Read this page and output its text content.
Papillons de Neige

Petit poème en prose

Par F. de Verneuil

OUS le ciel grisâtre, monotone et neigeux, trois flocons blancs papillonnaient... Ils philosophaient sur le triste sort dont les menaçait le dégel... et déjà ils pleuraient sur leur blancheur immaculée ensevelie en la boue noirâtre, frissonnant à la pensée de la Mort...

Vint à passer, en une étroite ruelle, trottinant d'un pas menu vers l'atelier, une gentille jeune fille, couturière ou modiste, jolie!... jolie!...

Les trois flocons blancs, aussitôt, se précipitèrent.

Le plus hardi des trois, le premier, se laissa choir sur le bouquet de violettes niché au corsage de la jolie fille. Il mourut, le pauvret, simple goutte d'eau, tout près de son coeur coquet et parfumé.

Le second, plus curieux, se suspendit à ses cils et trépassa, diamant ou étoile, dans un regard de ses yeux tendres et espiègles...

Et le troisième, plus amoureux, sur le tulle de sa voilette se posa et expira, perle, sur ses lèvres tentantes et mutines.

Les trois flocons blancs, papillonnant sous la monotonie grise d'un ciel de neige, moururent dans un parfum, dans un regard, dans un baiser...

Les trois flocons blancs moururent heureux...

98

====

* WORK TO BE COMPLETED *
Go through the entries and repeat each one exactly.

* OUTPUT OF THE TASK *
Read this page and output its text content.
Papillons de Neige

Petit poème en prose

Par F. de Verneuil

OUS le ciel grisâtre, monotone et neigeux, trois flocons blancs papillonnaient... Ils philosophaient sur le triste sort dont les menaçait le dégel... et déjà ils pleuraient sur leur blancheur immaculée ensevelie en la boue noirâtre, frissonnant à la pensée de la Mort...

Vint à passer, en une étroite ruelle, trottinant d'un pas menu vers l'atelier, une gentille jeune fille, couturière ou modiste, jolie!... jolie!...

Les trois flocons blancs, aussitôt, se précipitèrent.

Le plus hardi des trois, le premier, se laissa choir sur le bouquet de violettes niché au corsage de la jolie fille. Il mourut, le pauvret, simple goutte d'eau, tout près de son coeur coquet et parfumé.

Le second, plus curieux, se suspendit à ses cils et trépassa, diamant ou étoile, dans un regard de ses yeux tendres et espiègles...

Et le troisième, plus amoureux, sur le tulle de sa voilette se posa et expira, perle, sur ses lèvres tentantes et mutines.

Les trois flocons blancs, papillonnant sous la monotonie grise d'un ciel de neige, moururent dans un parfum, dans un regard, dans un baiser...

Les trois flocons blancs moururent heureux...

98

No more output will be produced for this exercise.